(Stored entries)

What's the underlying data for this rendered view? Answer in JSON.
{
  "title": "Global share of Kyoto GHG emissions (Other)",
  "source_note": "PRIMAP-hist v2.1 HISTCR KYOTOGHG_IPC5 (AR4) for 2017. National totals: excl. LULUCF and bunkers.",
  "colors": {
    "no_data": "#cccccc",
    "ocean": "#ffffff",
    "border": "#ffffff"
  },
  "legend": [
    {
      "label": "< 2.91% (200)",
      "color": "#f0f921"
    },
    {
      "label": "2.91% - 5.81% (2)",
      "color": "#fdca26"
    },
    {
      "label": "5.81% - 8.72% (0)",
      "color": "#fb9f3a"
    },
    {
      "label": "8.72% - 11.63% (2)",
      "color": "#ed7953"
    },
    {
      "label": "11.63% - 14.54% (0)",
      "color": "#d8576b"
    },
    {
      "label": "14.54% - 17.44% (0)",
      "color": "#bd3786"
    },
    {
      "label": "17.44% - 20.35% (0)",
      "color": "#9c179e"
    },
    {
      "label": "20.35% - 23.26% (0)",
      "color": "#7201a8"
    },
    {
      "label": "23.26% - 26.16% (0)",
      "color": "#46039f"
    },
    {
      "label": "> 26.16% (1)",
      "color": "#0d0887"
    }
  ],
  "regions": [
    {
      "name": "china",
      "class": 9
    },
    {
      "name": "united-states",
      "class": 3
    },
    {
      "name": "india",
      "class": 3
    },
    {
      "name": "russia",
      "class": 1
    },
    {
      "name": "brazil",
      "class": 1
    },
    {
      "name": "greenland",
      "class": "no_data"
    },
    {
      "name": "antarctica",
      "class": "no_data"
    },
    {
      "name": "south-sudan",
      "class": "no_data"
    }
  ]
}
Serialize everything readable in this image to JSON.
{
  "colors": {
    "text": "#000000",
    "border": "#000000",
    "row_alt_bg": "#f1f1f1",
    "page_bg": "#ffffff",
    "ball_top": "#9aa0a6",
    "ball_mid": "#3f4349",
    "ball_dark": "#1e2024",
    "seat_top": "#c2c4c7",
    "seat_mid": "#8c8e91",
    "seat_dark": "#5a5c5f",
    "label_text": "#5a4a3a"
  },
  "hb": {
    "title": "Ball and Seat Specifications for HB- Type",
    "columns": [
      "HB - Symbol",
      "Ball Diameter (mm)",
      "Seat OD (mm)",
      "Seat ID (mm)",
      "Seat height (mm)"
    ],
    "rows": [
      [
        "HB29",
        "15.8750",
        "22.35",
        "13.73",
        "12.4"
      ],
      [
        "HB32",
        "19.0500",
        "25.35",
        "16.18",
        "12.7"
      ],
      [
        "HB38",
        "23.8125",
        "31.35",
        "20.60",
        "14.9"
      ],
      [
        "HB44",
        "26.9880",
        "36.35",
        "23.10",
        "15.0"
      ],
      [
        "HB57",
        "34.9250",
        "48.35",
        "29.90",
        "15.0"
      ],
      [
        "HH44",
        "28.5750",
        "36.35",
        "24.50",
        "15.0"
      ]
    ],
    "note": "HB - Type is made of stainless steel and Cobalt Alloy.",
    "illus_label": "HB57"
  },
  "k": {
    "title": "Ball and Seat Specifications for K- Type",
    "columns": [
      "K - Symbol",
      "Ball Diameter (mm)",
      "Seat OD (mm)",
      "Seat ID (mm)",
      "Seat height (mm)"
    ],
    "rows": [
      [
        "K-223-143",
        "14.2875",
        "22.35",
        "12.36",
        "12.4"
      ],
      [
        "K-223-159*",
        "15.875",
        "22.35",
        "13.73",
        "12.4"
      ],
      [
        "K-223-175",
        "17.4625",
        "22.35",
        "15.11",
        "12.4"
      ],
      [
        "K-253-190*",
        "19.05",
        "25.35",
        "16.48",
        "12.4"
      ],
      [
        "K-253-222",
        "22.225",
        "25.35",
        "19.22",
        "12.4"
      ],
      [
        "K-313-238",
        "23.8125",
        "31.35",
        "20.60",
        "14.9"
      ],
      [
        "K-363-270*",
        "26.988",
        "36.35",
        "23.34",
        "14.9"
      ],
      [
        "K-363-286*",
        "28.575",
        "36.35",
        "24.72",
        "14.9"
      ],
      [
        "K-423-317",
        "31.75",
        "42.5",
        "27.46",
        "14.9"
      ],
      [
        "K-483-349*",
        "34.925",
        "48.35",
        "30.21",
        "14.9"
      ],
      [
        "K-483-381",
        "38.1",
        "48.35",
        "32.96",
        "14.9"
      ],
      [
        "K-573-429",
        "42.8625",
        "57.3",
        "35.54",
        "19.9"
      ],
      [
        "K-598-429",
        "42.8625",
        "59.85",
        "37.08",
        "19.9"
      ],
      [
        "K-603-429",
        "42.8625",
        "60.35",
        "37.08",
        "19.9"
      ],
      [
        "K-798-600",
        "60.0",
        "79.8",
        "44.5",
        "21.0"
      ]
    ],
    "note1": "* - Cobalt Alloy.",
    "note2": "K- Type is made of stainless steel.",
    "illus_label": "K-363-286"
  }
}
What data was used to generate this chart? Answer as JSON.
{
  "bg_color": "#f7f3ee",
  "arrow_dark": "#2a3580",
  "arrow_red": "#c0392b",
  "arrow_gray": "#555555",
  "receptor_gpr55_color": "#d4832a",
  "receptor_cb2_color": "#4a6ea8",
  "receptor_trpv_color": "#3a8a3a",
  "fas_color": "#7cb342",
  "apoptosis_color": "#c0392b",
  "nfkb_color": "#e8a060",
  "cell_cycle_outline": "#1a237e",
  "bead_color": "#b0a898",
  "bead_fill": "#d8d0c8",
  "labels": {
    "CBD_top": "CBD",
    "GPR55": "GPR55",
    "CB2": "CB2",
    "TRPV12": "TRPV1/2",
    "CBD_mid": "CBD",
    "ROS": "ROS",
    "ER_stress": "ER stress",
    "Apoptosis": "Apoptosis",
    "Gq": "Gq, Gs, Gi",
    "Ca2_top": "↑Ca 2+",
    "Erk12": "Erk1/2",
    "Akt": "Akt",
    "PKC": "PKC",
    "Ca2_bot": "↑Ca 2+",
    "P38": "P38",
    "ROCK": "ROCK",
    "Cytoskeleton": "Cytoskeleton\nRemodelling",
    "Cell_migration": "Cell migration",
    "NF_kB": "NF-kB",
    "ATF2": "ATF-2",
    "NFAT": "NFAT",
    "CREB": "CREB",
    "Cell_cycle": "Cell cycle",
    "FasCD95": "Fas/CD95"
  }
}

> [REQUIRED TASK]: Print the whole listing again, exactly.

> [FINAL RESULT]:
What's the underlying data for this rendered view? Answer in JSON.
{
  "title": "Global share of Kyoto GHG emissions (Other)",
  "source_note": "PRIMAP-hist v2.1 HISTCR KYOTOGHG_IPC5 (AR4) for 2017. National totals: excl. LULUCF and bunkers.",
  "colors": {
    "no_data": "#cccccc",
    "ocean": "#ffffff",
    "border": "#ffffff"
  },
  "legend": [
    {
      "label": "< 2.91% (200)",
      "color": "#f0f921"
    },
    {
      "label": "2.91% - 5.81% (2)",
      "color": "#fdca26"
    },
    {
      "label": "5.81% - 8.72% (0)",
      "color": "#fb9f3a"
    },
    {
      "label": "8.72% - 11.63% (2)",
      "color": "#ed7953"
    },
    {
      "label": "11.63% - 14.54% (0)",
      "color": "#d8576b"
    },
    {
      "label": "14.54% - 17.44% (0)",
      "color": "#bd3786"
    },
    {
      "label": "17.44% - 20.35% (0)",
      "color": "#9c179e"
    },
    {
      "label": "20.35% - 23.26% (0)",
      "color": "#7201a8"
    },
    {
      "label": "23.26% - 26.16% (0)",
      "color": "#46039f"
    },
    {
      "label": "> 26.16% (1)",
      "color": "#0d0887"
    }
  ],
  "regions": [
    {
      "name": "china",
      "class": 9
    },
    {
      "name": "united-states",
      "class": 3
    },
    {
      "name": "india",
      "class": 3
    },
    {
      "name": "russia",
      "class": 1
    },
    {
      "name": "brazil",
      "class": 1
    },
    {
      "name": "greenland",
      "class": "no_data"
    },
    {
      "name": "antarctica",
      "class": "no_data"
    },
    {
      "name": "south-sudan",
      "class": "no_data"
    }
  ]
}
Serialize everything readable in this image to JSON.
{
  "colors": {
    "text": "#000000",
    "border": "#000000",
    "row_alt_bg": "#f1f1f1",
    "page_bg": "#ffffff",
    "ball_top": "#9aa0a6",
    "ball_mid": "#3f4349",
    "ball_dark": "#1e2024",
    "seat_top": "#c2c4c7",
    "seat_mid": "#8c8e91",
    "seat_dark": "#5a5c5f",
    "label_text": "#5a4a3a"
  },
  "hb": {
    "title": "Ball and Seat Specifications for HB- Type",
    "columns": [
      "HB - Symbol",
      "Ball Diameter (mm)",
      "Seat OD (mm)",
      "Seat ID (mm)",
      "Seat height (mm)"
    ],
    "rows": [
      [
        "HB29",
        "15.8750",
        "22.35",
        "13.73",
        "12.4"
      ],
      [
        "HB32",
        "19.0500",
        "25.35",
        "16.18",
        "12.7"
      ],
      [
        "HB38",
        "23.8125",
        "31.35",
        "20.60",
        "14.9"
      ],
      [
        "HB44",
        "26.9880",
        "36.35",
        "23.10",
        "15.0"
      ],
      [
        "HB57",
        "34.9250",
        "48.35",
        "29.90",
        "15.0"
      ],
      [
        "HH44",
        "28.5750",
        "36.35",
        "24.50",
        "15.0"
      ]
    ],
    "note": "HB - Type is made of stainless steel and Cobalt Alloy.",
    "illus_label": "HB57"
  },
  "k": {
    "title": "Ball and Seat Specifications for K- Type",
    "columns": [
      "K - Symbol",
      "Ball Diameter (mm)",
      "Seat OD (mm)",
      "Seat ID (mm)",
      "Seat height (mm)"
    ],
    "rows": [
      [
        "K-223-143",
        "14.2875",
        "22.35",
        "12.36",
        "12.4"
      ],
      [
        "K-223-159*",
        "15.875",
        "22.35",
        "13.73",
        "12.4"
      ],
      [
        "K-223-175",
        "17.4625",
        "22.35",
        "15.11",
        "12.4"
      ],
      [
        "K-253-190*",
        "19.05",
        "25.35",
        "16.48",
        "12.4"
      ],
      [
        "K-253-222",
        "22.225",
        "25.35",
        "19.22",
        "12.4"
      ],
      [
        "K-313-238",
        "23.8125",
        "31.35",
        "20.60",
        "14.9"
      ],
      [
        "K-363-270*",
        "26.988",
        "36.35",
        "23.34",
        "14.9"
      ],
      [
        "K-363-286*",
        "28.575",
        "36.35",
        "24.72",
        "14.9"
      ],
      [
        "K-423-317",
        "31.75",
        "42.5",
        "27.46",
        "14.9"
      ],
      [
        "K-483-349*",
        "34.925",
        "48.35",
        "30.21",
        "14.9"
      ],
      [
        "K-483-381",
        "38.1",
        "48.35",
        "32.96",
        "14.9"
      ],
      [
        "K-573-429",
        "42.8625",
        "57.3",
        "35.54",
        "19.9"
      ],
      [
        "K-598-429",
        "42.8625",
        "59.85",
        "37.08",
        "19.9"
      ],
      [
        "K-603-429",
        "42.8625",
        "60.35",
        "37.08",
        "19.9"
      ],
      [
        "K-798-600",
        "60.0",
        "79.8",
        "44.5",
        "21.0"
      ]
    ],
    "note1": "* - Cobalt Alloy.",
    "note2": "K- Type is made of stainless steel.",
    "illus_label": "K-363-286"
  }
}
What data was used to generate this chart? Answer as JSON.
{
  "bg_color": "#f7f3ee",
  "arrow_dark": "#2a3580",
  "arrow_red": "#c0392b",
  "arrow_gray": "#555555",
  "receptor_gpr55_color": "#d4832a",
  "receptor_cb2_color": "#4a6ea8",
  "receptor_trpv_color": "#3a8a3a",
  "fas_color": "#7cb342",
  "apoptosis_color": "#c0392b",
  "nfkb_color": "#e8a060",
  "cell_cycle_outline": "#1a237e",
  "bead_color": "#b0a898",
  "bead_fill": "#d8d0c8",
  "labels": {
    "CBD_top": "CBD",
    "GPR55": "GPR55",
    "CB2": "CB2",
    "TRPV12": "TRPV1/2",
    "CBD_mid": "CBD",
    "ROS": "ROS",
    "ER_stress": "ER stress",
    "Apoptosis": "Apoptosis",
    "Gq": "Gq, Gs, Gi",
    "Ca2_top": "↑Ca 2+",
    "Erk12": "Erk1/2",
    "Akt": "Akt",
    "PKC": "PKC",
    "Ca2_bot": "↑Ca 2+",
    "P38": "P38",
    "ROCK": "ROCK",
    "Cytoskeleton": "Cytoskeleton\nRemodelling",
    "Cell_migration": "Cell migration",
    "NF_kB": "NF-kB",
    "ATF2": "ATF-2",
    "NFAT": "NFAT",
    "CREB": "CREB",
    "Cell_cycle": "Cell cycle",
    "FasCD95": "Fas/CD95"
  }
}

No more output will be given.